Saved entries:
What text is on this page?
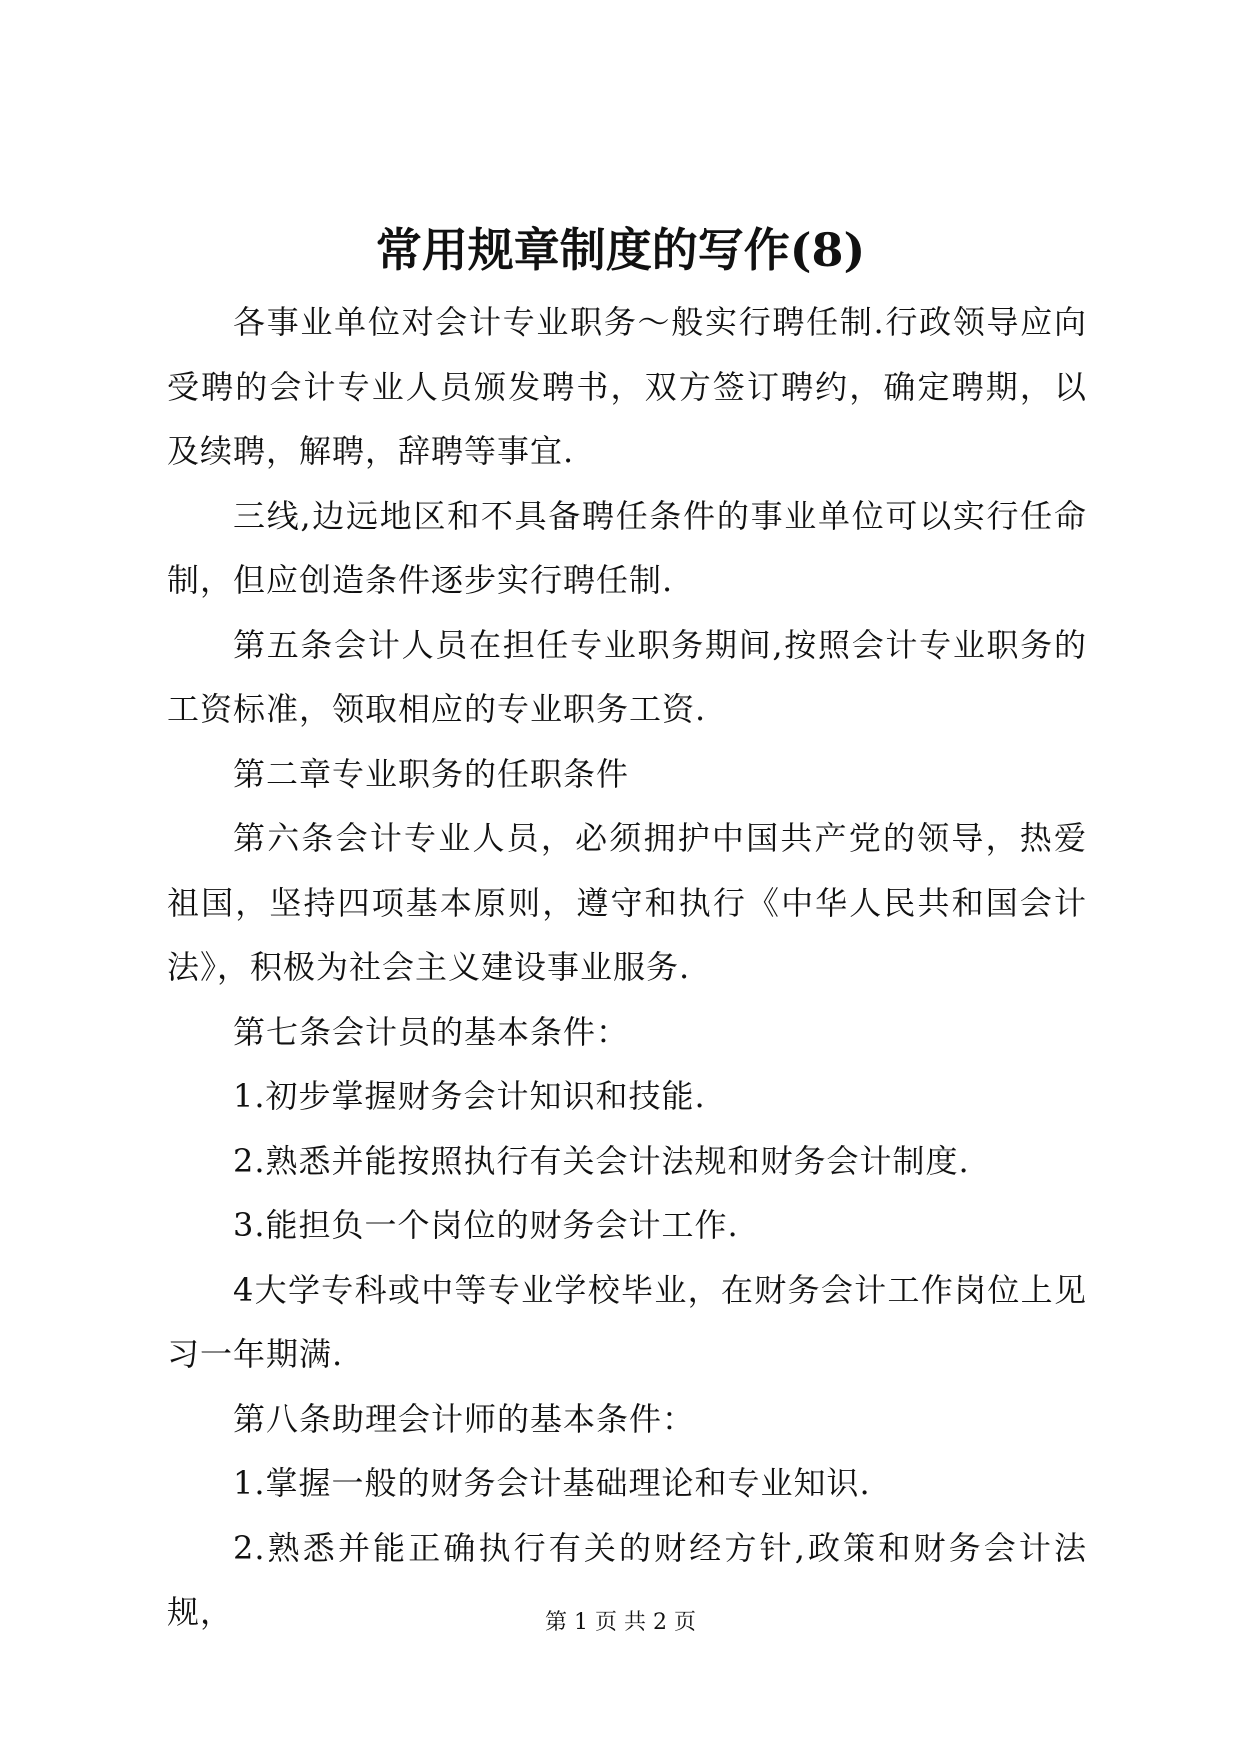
常用规章制度的写作(8)

各事业单位对会计专业职务～般实行聘任制.行政领导应向受聘的会计专业人员颁发聘书，双方签订聘约，确定聘期，以及续聘，解聘，辞聘等事宜.

三线,边远地区和不具备聘任条件的事业单位可以实行任命制，但应创造条件逐步实行聘任制.

第五条会计人员在担任专业职务期间,按照会计专业职务的工资标准，领取相应的专业职务工资.

第二章专业职务的任职条件

第六条会计专业人员，必须拥护中国共产党的领导，热爱祖国，坚持四项基本原则，遵守和执行《中华人民共和国会计法》，积极为社会主义建设事业服务.

第七条会计员的基本条件：

1.初步掌握财务会计知识和技能.

2.熟悉并能按照执行有关会计法规和财务会计制度.

3.能担负一个岗位的财务会计工作.

4大学专科或中等专业学校毕业，在财务会计工作岗位上见习一年期满.

第八条助理会计师的基本条件：

1.掌握一般的财务会计基础理论和专业知识.

2.熟悉并能正确执行有关的财经方针,政策和财务会计法规，	第 1 页 共 2 页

STATED GOAL → Make an exact copy of every entry above, minus the images.

FINISHED EXERCISE →
What text is on this page?
常用规章制度的写作(8)

各事业单位对会计专业职务～般实行聘任制.行政领导应向受聘的会计专业人员颁发聘书，双方签订聘约，确定聘期，以及续聘，解聘，辞聘等事宜.

三线,边远地区和不具备聘任条件的事业单位可以实行任命制，但应创造条件逐步实行聘任制.

第五条会计人员在担任专业职务期间,按照会计专业职务的工资标准，领取相应的专业职务工资.

第二章专业职务的任职条件

第六条会计专业人员，必须拥护中国共产党的领导，热爱祖国，坚持四项基本原则，遵守和执行《中华人民共和国会计法》，积极为社会主义建设事业服务.

第七条会计员的基本条件：

1.初步掌握财务会计知识和技能.

2.熟悉并能按照执行有关会计法规和财务会计制度.

3.能担负一个岗位的财务会计工作.

4大学专科或中等专业学校毕业，在财务会计工作岗位上见习一年期满.

第八条助理会计师的基本条件：

1.掌握一般的财务会计基础理论和专业知识.

2.熟悉并能正确执行有关的财经方针,政策和财务会计法规，	第 1 页 共 2 页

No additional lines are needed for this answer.